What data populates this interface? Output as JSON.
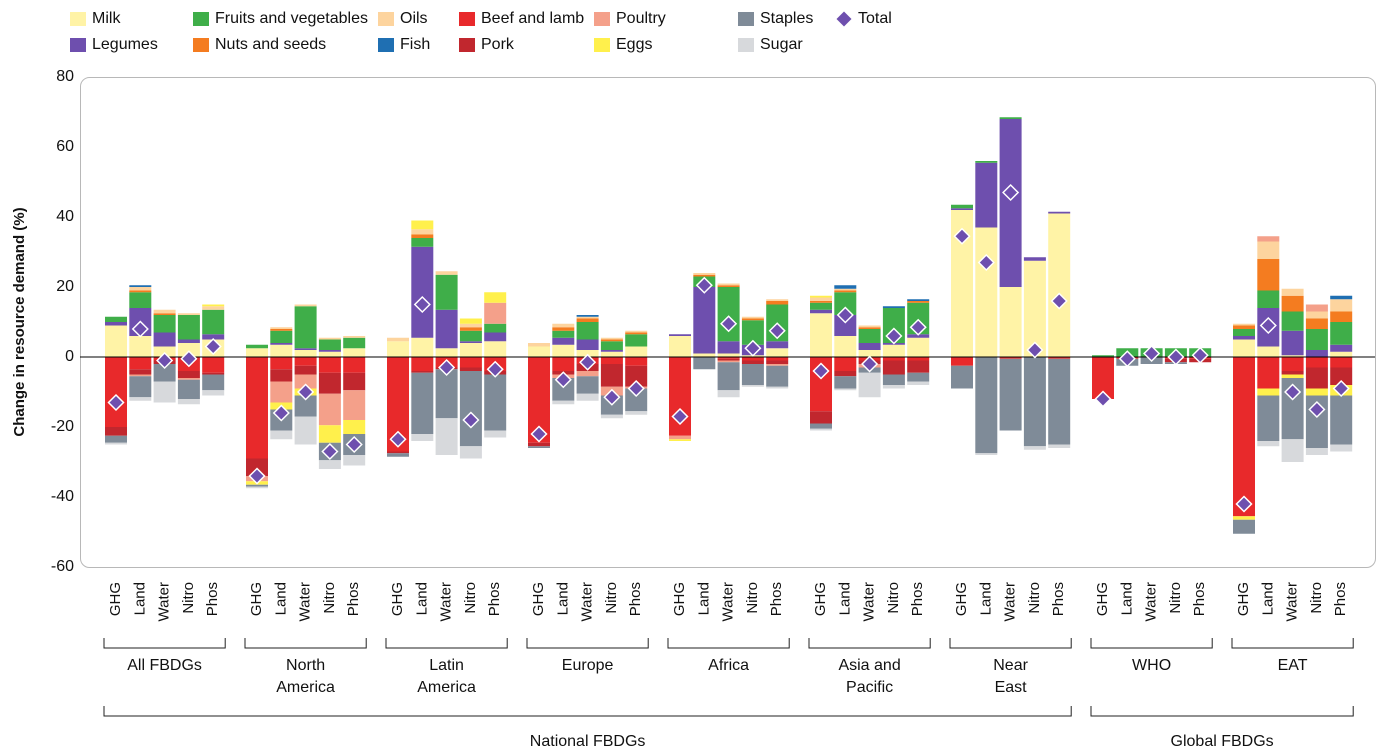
{
  "chart_data": {
    "type": "bar",
    "stacked": true,
    "y_label": "Change in resource demand (%)",
    "ylim": [
      -60,
      80
    ],
    "yticks": [
      -60,
      -40,
      -20,
      0,
      20,
      40,
      60,
      80
    ],
    "grid": false,
    "legend": "top",
    "categories": [
      "GHG",
      "Land",
      "Water",
      "Nitro",
      "Phos",
      "GHG",
      "Land",
      "Water",
      "Nitro",
      "Phos",
      "GHG",
      "Land",
      "Water",
      "Nitro",
      "Phos",
      "GHG",
      "Land",
      "Water",
      "Nitro",
      "Phos",
      "GHG",
      "Land",
      "Water",
      "Nitro",
      "Phos",
      "GHG",
      "Land",
      "Water",
      "Nitro",
      "Phos",
      "GHG",
      "Land",
      "Water",
      "Nitro",
      "Phos",
      "GHG",
      "Land",
      "Water",
      "Nitro",
      "Phos",
      "GHG",
      "Land",
      "Water",
      "Nitro",
      "Phos"
    ],
    "supergroups": [
      {
        "label": "National FBDGs",
        "groups": [
          [
            "All FBDGs"
          ],
          [
            "North",
            "America"
          ],
          [
            "Latin",
            "America"
          ],
          [
            "Europe"
          ],
          [
            "Africa"
          ],
          [
            "Asia and",
            "Pacific"
          ],
          [
            "Near",
            "East"
          ]
        ]
      },
      {
        "label": "Global FBDGs",
        "groups": [
          [
            "WHO"
          ],
          [
            "EAT"
          ]
        ]
      }
    ],
    "series": [
      {
        "name": "Milk",
        "color": "#fff3a6",
        "values": [
          9,
          6,
          3,
          4,
          5,
          2.5,
          3.5,
          2,
          1.5,
          2.5,
          4.5,
          5.5,
          2.5,
          4,
          4.5,
          3,
          3.5,
          2,
          1.5,
          3,
          6,
          1,
          1,
          0.5,
          2.5,
          12.5,
          6,
          2,
          3.5,
          5.5,
          42,
          37,
          20,
          27.5,
          41,
          0,
          0,
          0,
          0,
          0,
          5,
          3,
          0.5,
          0,
          1.5
        ]
      },
      {
        "name": "Legumes",
        "color": "#6e4fae",
        "values": [
          1,
          8,
          4,
          1,
          1.5,
          0,
          0.5,
          0.5,
          0.5,
          0,
          0,
          26,
          11,
          0.5,
          2.5,
          0,
          2,
          3,
          0.5,
          0,
          0.5,
          19,
          3.5,
          3,
          2,
          1,
          6,
          2,
          0.5,
          1,
          0.5,
          18.5,
          48,
          1,
          0.5,
          0,
          0,
          0,
          0,
          0,
          1,
          11,
          7,
          2,
          2
        ]
      },
      {
        "name": "Fruits and vegetables",
        "color": "#3fae49",
        "values": [
          1.5,
          4.5,
          5,
          7,
          7,
          1,
          3.5,
          12,
          3,
          3,
          0,
          2.5,
          10,
          3,
          2.5,
          0,
          2,
          5,
          2.5,
          3.5,
          0,
          3,
          15.5,
          7,
          10.5,
          2,
          6.5,
          4,
          10,
          9,
          1,
          0.5,
          0.5,
          0,
          0,
          0.5,
          2.5,
          2.5,
          2.5,
          2.5,
          2,
          5,
          5.5,
          6,
          6.5
        ]
      },
      {
        "name": "Nuts and seeds",
        "color": "#f47c20",
        "values": [
          0,
          0.5,
          0.5,
          0,
          0,
          0,
          0.5,
          0,
          0,
          0,
          0,
          1,
          0,
          1,
          0,
          0,
          1,
          1,
          0.5,
          0.5,
          0,
          0.5,
          0.5,
          0.5,
          1,
          0.5,
          0.5,
          0.5,
          0,
          0.5,
          0,
          0,
          0,
          0,
          0,
          0,
          0,
          0,
          0,
          0,
          1,
          9,
          4.5,
          3,
          3
        ]
      },
      {
        "name": "Oils",
        "color": "#fdd49e",
        "values": [
          0,
          1,
          1,
          0.5,
          1,
          0,
          0.5,
          0.5,
          0.5,
          0.5,
          1,
          1.5,
          1,
          1,
          0,
          1,
          1,
          0.5,
          0.5,
          0.5,
          0,
          0.5,
          0.5,
          0.5,
          0.5,
          1,
          0.5,
          0.5,
          0,
          0,
          0,
          0,
          0,
          0,
          0,
          0,
          0,
          0,
          0,
          0,
          0.5,
          5,
          2,
          2,
          3.5
        ]
      },
      {
        "name": "Fish",
        "color": "#1f6fb2",
        "values": [
          0,
          0.5,
          0,
          0,
          0,
          0,
          0,
          0,
          0,
          0,
          0,
          0,
          0,
          0,
          0,
          0,
          0,
          0.5,
          0,
          0,
          0,
          0,
          0,
          0,
          0,
          0,
          1,
          0,
          0.5,
          0.5,
          0,
          0,
          0,
          0,
          0,
          0,
          0,
          0,
          0,
          0,
          0,
          0,
          0,
          0,
          1
        ]
      },
      {
        "name": "Beef and lamb",
        "color": "#e8292b",
        "values": [
          -20,
          -3.5,
          -1,
          -4,
          -4.5,
          -29,
          -3.5,
          -2.5,
          -4.5,
          -4.5,
          -27,
          -4,
          -3,
          -3,
          -4,
          -24.5,
          -4,
          -2,
          -2,
          -2.5,
          -22.5,
          0,
          -0.5,
          -1,
          -1,
          -15.5,
          -4,
          -1,
          -1,
          -1,
          -2.5,
          0,
          -0.5,
          0,
          -0.5,
          -12,
          -0.5,
          0,
          -0.5,
          -0.5,
          -45.5,
          -9,
          -4,
          -3,
          -3
        ]
      },
      {
        "name": "Pork",
        "color": "#c1272e",
        "values": [
          -2.5,
          -1.5,
          -1,
          -2,
          -0.5,
          -5,
          -3.5,
          -2.5,
          -6,
          -5,
          -0.5,
          -0.5,
          -0.5,
          -1,
          -1,
          -1,
          -1,
          -2,
          -6.5,
          -6,
          0,
          0,
          -0.5,
          -1,
          -1,
          -3.5,
          -1.5,
          -1,
          -4,
          -3.5,
          0,
          0,
          0,
          0,
          0,
          0,
          0,
          0,
          -1,
          -1,
          0,
          0,
          -1,
          -6,
          -5
        ]
      },
      {
        "name": "Poultry",
        "color": "#f4a08a",
        "values": [
          0,
          -0.5,
          0,
          -0.5,
          0,
          -1.5,
          -6,
          -4,
          -9,
          -8.5,
          0,
          0,
          0,
          0,
          6,
          0,
          -1,
          -1.5,
          -2.5,
          -0.5,
          -1,
          0,
          -0.5,
          0,
          -0.5,
          0,
          0,
          -1,
          0,
          0,
          0,
          0,
          0,
          0,
          0,
          0,
          0,
          0,
          0,
          0,
          0,
          1.5,
          0,
          2,
          0
        ]
      },
      {
        "name": "Eggs",
        "color": "#fff04c",
        "values": [
          0,
          0,
          0,
          0,
          0.5,
          -1,
          -2,
          -2,
          -5,
          -4,
          0,
          2.5,
          0,
          1.5,
          3,
          0,
          0,
          0,
          0,
          0,
          -0.5,
          0,
          0,
          0,
          0,
          0.5,
          0,
          0,
          0,
          0,
          0,
          0,
          0,
          0,
          0,
          0,
          0,
          0,
          0,
          0,
          -1,
          -2,
          -1,
          -2,
          -3
        ]
      },
      {
        "name": "Staples",
        "color": "#7f8b98",
        "values": [
          -2,
          -6,
          -5,
          -5.5,
          -4.5,
          -0.5,
          -6,
          -6,
          -5,
          -6,
          -1,
          -17.5,
          -14,
          -21.5,
          -16,
          -0.5,
          -6.5,
          -5,
          -5.5,
          -6.5,
          0,
          -3.5,
          -8,
          -6,
          -6,
          -1.5,
          -3.5,
          -1.5,
          -3,
          -2.5,
          -6.5,
          -27.5,
          -20.5,
          -25.5,
          -24.5,
          0,
          -2,
          -2,
          -0.5,
          0,
          -4,
          -13,
          -17.5,
          -15,
          -14
        ]
      },
      {
        "name": "Sugar",
        "color": "#d7d9dc",
        "values": [
          -0.5,
          -1,
          -6,
          -1.5,
          -1.5,
          -0.5,
          -2.5,
          -8,
          -2.5,
          -3,
          0,
          -2,
          -10.5,
          -3.5,
          -2,
          0,
          -1,
          -2,
          -1,
          -1,
          0,
          0,
          -2,
          -0.5,
          -0.5,
          -0.5,
          -0.5,
          -7,
          -1,
          -1,
          0,
          -0.5,
          0,
          -1,
          -1,
          0,
          0,
          0,
          0,
          0,
          0,
          -1.5,
          -6.5,
          -2,
          -2
        ]
      }
    ],
    "total": {
      "name": "Total",
      "color": "#6e4fae",
      "values": [
        -13,
        8,
        -1,
        -0.5,
        3,
        -34,
        -16,
        -10,
        -27,
        -25,
        -23.5,
        15,
        -3,
        -18,
        -3.5,
        -22,
        -6.5,
        -1.5,
        -11.5,
        -9,
        -17,
        20.5,
        9.5,
        2.5,
        7.5,
        -4,
        12,
        -2,
        6,
        8.5,
        34.5,
        27,
        47,
        2,
        16,
        -12,
        -0.5,
        1,
        0,
        0.5,
        -42,
        9,
        -10,
        -15,
        -9
      ]
    }
  }
}
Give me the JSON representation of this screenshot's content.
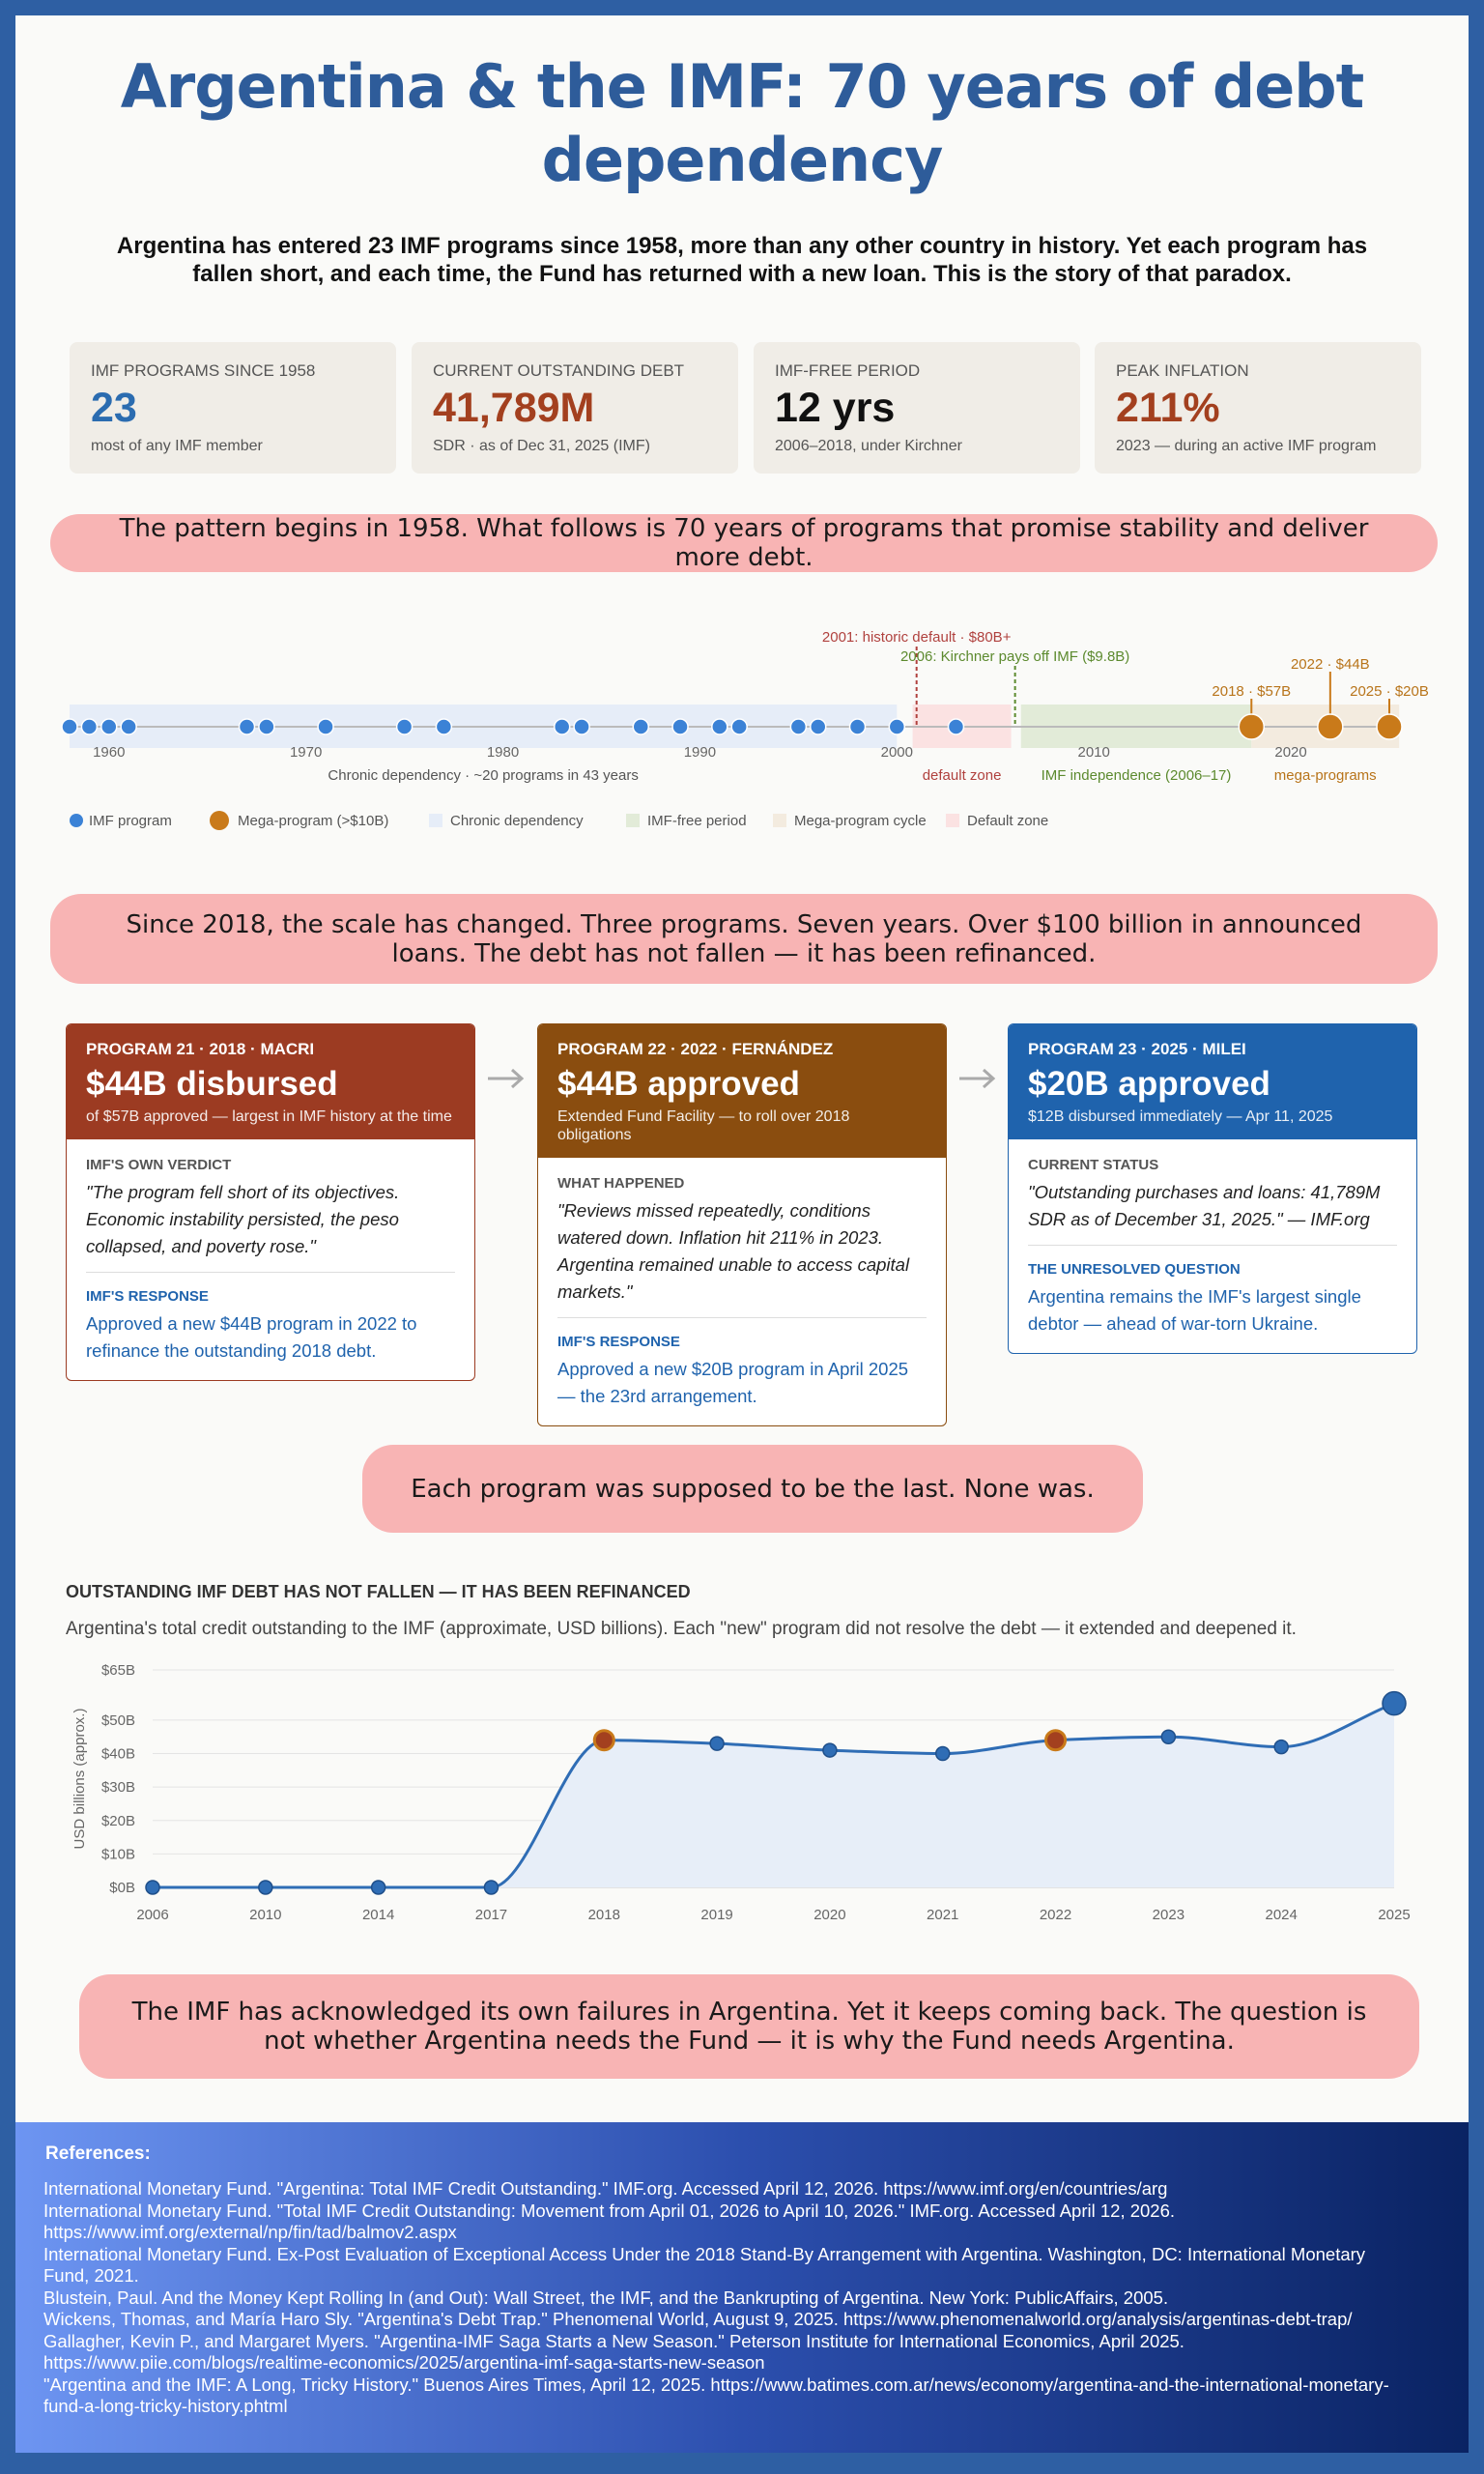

== == ==

▶ **WHAT IS BEING ASKED**
Report each line in the preceding entries that holds the string "JSON".

▶ **ANSWER TO THE EXERCISE**
What data populates this interface? Output as JSON.
Give me the JSON representation of this screenshot's content.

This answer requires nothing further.